REQUEST
Show each line of the listings below that contains the string "swatch".

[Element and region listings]
** begin **

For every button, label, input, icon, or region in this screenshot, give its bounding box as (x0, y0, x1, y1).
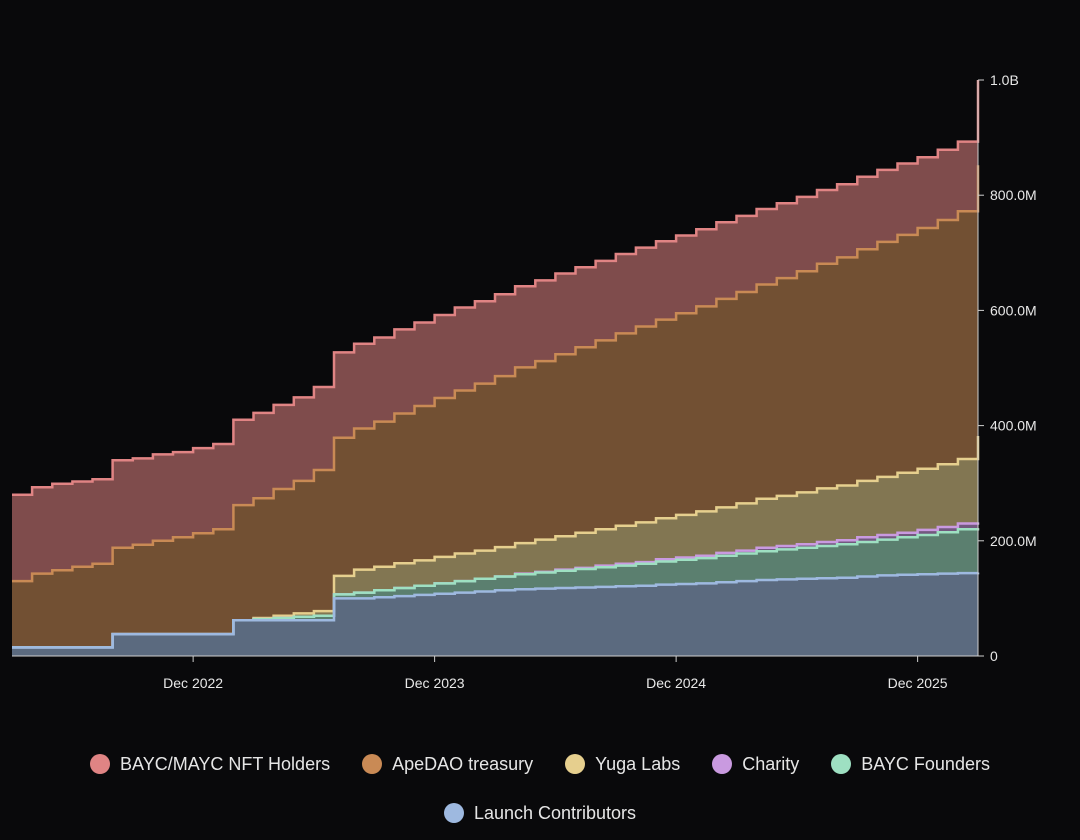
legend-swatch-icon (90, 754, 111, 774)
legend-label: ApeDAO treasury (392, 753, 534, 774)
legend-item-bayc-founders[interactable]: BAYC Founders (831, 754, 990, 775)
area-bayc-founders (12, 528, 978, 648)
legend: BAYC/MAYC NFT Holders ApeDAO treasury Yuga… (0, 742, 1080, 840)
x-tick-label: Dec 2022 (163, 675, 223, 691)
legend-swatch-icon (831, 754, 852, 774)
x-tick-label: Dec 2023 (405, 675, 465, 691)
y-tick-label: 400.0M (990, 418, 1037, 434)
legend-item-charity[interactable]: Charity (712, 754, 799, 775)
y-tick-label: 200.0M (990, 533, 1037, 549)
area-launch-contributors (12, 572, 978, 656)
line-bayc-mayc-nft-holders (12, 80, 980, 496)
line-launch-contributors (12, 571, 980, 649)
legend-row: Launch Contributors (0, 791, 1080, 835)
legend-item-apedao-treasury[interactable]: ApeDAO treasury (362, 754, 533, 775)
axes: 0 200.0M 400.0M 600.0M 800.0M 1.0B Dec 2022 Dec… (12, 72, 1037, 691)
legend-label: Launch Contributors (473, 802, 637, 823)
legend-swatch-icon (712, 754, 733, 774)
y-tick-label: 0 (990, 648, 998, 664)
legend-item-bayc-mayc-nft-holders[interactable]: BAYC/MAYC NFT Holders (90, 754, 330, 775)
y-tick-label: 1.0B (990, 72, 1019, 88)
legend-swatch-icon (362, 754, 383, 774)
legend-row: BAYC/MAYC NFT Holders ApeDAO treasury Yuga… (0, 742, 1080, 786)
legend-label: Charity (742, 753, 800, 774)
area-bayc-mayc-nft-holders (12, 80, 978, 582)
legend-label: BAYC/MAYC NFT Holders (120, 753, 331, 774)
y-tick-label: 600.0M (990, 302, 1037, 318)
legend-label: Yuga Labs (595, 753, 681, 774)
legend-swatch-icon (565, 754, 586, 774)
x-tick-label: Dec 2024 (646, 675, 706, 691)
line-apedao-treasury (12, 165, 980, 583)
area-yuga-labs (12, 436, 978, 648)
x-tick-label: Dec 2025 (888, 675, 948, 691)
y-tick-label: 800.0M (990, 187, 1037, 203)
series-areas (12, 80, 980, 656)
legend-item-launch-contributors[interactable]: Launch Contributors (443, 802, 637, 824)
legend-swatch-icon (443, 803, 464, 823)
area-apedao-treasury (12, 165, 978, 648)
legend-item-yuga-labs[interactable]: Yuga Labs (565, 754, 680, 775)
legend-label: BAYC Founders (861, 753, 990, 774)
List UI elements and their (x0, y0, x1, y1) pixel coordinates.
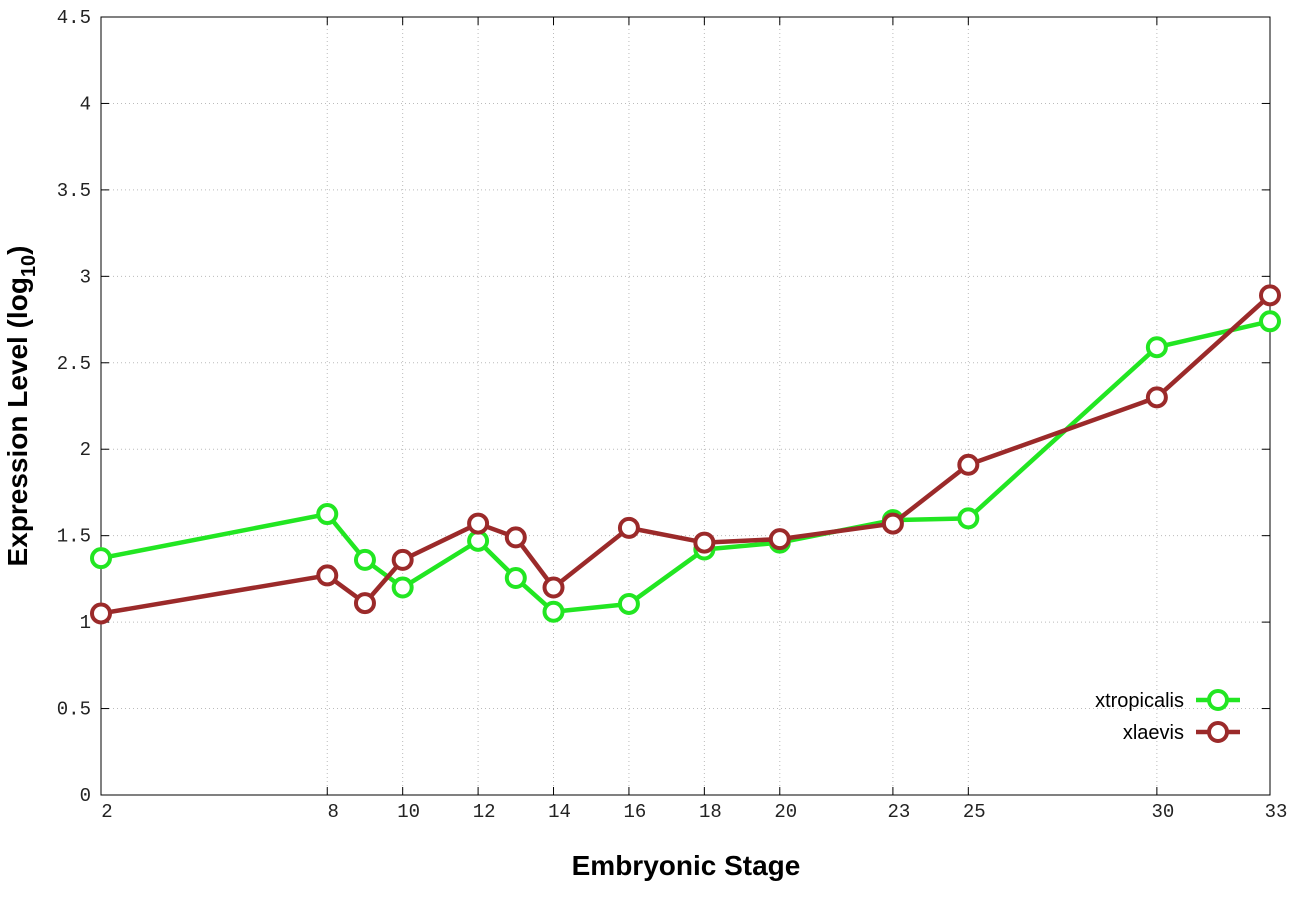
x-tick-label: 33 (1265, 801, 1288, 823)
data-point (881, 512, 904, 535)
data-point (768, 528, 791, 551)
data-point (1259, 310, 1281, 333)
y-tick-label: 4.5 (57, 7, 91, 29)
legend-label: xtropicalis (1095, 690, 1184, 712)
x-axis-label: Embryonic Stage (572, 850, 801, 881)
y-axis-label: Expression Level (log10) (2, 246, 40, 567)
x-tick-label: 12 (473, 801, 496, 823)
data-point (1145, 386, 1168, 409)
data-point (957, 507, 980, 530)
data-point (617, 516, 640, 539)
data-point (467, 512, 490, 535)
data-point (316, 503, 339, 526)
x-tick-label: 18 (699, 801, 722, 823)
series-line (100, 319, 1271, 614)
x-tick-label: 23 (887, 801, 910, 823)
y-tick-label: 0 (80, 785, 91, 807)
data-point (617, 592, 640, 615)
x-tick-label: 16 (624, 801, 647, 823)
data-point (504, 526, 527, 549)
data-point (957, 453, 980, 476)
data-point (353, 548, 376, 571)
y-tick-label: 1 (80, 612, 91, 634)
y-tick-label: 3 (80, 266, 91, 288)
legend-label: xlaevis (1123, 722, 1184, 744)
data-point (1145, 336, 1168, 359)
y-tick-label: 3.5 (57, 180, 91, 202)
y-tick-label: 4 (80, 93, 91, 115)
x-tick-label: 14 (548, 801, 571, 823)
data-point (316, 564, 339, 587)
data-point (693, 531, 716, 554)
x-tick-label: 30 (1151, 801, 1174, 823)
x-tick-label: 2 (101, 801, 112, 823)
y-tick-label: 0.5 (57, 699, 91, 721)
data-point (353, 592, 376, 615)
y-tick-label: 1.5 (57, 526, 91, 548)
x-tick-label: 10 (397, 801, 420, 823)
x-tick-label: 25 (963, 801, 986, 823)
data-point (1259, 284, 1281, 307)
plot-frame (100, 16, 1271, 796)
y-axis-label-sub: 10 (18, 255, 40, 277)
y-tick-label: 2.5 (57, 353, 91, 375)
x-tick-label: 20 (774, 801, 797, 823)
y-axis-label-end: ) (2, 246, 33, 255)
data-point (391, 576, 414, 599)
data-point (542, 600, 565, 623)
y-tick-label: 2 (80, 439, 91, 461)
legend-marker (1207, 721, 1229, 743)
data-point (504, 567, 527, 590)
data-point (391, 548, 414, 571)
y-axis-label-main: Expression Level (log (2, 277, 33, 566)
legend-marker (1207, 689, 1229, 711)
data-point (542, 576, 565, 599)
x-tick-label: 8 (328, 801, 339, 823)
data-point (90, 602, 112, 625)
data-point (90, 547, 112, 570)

** end **
** begin **

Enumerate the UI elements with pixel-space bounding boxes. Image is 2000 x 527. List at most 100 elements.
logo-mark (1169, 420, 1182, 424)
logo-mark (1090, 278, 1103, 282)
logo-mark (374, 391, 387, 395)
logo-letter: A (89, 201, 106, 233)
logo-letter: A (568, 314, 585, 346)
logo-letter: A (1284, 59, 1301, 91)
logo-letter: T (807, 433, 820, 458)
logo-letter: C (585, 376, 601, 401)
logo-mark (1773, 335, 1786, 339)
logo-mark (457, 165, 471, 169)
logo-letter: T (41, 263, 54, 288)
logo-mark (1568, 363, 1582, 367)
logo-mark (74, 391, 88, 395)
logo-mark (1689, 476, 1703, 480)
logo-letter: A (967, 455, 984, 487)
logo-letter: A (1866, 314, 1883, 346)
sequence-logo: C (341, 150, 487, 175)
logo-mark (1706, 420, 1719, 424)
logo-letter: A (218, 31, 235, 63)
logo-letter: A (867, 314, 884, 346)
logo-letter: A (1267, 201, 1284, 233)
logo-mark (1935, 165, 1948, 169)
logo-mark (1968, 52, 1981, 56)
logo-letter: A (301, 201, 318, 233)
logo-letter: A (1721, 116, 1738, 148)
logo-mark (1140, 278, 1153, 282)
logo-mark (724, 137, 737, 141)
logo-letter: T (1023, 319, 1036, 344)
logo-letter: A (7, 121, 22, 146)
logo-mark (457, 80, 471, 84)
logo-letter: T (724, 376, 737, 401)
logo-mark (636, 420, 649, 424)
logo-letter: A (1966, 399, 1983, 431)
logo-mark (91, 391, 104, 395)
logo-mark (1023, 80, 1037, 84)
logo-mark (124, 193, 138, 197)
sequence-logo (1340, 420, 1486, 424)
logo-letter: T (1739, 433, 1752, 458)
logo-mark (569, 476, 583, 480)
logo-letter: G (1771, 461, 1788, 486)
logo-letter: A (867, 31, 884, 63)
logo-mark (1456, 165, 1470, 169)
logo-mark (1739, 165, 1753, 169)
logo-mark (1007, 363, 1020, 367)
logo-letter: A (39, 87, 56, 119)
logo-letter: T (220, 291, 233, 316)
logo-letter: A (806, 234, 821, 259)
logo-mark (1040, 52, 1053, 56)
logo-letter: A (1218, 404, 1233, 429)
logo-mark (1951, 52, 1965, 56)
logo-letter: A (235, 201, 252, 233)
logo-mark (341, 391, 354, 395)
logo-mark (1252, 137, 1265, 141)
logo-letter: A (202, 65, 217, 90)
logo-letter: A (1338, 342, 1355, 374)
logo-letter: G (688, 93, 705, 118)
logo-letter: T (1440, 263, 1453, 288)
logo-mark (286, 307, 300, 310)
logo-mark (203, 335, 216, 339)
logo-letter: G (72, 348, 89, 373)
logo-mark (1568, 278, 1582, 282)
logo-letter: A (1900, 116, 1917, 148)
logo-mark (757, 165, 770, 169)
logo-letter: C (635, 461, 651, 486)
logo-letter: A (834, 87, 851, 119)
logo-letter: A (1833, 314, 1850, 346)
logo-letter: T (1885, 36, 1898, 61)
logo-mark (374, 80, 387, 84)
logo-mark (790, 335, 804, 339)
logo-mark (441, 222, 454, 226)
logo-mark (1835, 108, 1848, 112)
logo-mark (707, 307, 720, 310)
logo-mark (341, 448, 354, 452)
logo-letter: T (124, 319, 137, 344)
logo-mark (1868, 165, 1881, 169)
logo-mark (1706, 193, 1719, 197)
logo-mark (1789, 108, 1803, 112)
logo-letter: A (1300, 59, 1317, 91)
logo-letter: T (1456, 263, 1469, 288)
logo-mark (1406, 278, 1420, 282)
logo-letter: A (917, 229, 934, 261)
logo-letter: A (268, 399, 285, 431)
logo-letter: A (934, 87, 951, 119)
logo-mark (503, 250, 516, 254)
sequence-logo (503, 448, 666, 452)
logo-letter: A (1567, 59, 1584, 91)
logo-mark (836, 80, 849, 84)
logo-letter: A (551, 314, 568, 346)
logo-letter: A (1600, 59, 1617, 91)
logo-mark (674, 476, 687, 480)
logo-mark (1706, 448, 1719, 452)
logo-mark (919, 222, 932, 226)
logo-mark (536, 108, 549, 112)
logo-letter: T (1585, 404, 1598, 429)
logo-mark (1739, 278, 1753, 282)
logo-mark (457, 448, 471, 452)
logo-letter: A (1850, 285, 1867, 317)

** end **

SOLUTION FOR THIS TASK
legend-swatch-icon (90, 754, 111, 774)
legend-swatch-icon (831, 754, 852, 774)
legend-swatch-icon (712, 754, 733, 774)
legend-swatch-icon (362, 754, 383, 774)
legend-swatch-icon (565, 754, 586, 774)
legend-swatch-icon (443, 803, 464, 823)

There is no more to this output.